• [The task] Extract every line from the records below that contains the word "бюджетной".

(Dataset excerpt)
___

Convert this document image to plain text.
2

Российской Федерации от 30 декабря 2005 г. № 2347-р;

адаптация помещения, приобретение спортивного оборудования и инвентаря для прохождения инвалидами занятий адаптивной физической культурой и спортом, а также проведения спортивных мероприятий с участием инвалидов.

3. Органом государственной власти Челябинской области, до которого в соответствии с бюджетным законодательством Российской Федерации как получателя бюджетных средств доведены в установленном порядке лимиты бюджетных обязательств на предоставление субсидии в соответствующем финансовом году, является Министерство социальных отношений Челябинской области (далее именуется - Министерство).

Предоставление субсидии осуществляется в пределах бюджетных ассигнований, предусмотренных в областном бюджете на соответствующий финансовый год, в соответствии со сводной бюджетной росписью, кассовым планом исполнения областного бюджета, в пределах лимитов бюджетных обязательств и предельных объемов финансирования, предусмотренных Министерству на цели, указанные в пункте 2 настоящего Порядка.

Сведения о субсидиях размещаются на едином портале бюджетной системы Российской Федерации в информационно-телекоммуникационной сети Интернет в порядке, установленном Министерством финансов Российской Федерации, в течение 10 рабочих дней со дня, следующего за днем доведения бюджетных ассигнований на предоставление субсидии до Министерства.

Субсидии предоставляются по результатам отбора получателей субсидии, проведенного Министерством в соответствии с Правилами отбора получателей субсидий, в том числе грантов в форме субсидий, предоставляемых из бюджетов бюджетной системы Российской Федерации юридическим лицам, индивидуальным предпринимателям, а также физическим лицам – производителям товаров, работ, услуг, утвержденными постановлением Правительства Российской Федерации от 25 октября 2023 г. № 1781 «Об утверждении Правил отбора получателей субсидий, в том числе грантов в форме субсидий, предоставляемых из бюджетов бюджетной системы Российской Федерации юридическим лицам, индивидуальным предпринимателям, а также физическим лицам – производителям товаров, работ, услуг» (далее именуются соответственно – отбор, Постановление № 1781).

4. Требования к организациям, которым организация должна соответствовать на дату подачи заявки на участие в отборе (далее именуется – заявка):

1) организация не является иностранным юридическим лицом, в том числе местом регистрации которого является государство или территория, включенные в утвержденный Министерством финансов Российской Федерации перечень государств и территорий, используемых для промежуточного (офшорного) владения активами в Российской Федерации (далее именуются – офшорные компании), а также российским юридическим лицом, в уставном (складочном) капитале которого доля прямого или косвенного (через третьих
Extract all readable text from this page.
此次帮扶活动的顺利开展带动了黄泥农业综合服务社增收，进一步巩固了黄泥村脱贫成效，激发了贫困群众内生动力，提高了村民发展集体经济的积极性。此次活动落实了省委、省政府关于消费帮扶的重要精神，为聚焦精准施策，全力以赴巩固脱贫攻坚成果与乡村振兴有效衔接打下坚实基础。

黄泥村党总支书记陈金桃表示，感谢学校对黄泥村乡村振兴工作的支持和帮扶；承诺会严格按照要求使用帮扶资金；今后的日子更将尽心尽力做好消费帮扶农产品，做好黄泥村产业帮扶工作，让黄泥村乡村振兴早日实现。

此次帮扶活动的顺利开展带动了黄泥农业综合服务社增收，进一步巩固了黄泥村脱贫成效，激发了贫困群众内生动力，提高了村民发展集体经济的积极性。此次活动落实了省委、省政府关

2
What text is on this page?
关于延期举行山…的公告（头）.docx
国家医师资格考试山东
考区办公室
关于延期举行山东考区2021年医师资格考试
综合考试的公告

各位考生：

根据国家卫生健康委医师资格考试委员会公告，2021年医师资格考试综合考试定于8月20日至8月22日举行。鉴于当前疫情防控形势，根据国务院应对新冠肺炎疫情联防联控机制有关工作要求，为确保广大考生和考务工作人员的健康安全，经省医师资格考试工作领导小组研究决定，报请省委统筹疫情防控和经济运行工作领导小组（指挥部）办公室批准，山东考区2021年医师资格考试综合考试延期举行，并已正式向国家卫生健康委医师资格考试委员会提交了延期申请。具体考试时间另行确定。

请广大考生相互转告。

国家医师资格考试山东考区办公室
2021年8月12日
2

___

• [Task solution]
Предоставление субсидии осуществляется в пределах бюджетных ассигнований, предусмотренных в областном бюджете на соответствующий финансовый год, в соответствии со сводной бюджетной росписью, кассовым планом исполнения областного бюджета, в пределах лимитов бюджетных обязательств и предельных объемов финансирования, предусмотренных Министерству на цели, указанные в пункте 2 настоящего Порядка.
Сведения о субсидиях размещаются на едином портале бюджетной системы Российской Федерации в информационно-телекоммуникационной сети Интернет в порядке, установленном Министерством финансов Российской Федерации, в течение 10 рабочих дней со дня, следующего за днем доведения бюджетных ассигнований на предоставление субсидии до Министерства.
Субсидии предоставляются по результатам отбора получателей субсидии, проведенного Министерством в соответствии с Правилами отбора получателей субсидий, в том числе грантов в форме субсидий, предоставляемых из бюджетов бюджетной системы Российской Федерации юридическим лицам, индивидуальным предпринимателям, а также физическим лицам – производителям товаров, работ, услуг, утвержденными постановлением Правительства Российской Федерации от 25 октября 2023 г. № 1781 «Об утверждении Правил отбора получателей субсидий, в том числе грантов в форме субсидий, предоставляемых из бюджетов бюджетной системы Российской Федерации юридическим лицам, индивидуальным предпринимателям, а также физическим лицам – производителям товаров, работ, услуг» (далее именуются соответственно – отбор, Постановление № 1781).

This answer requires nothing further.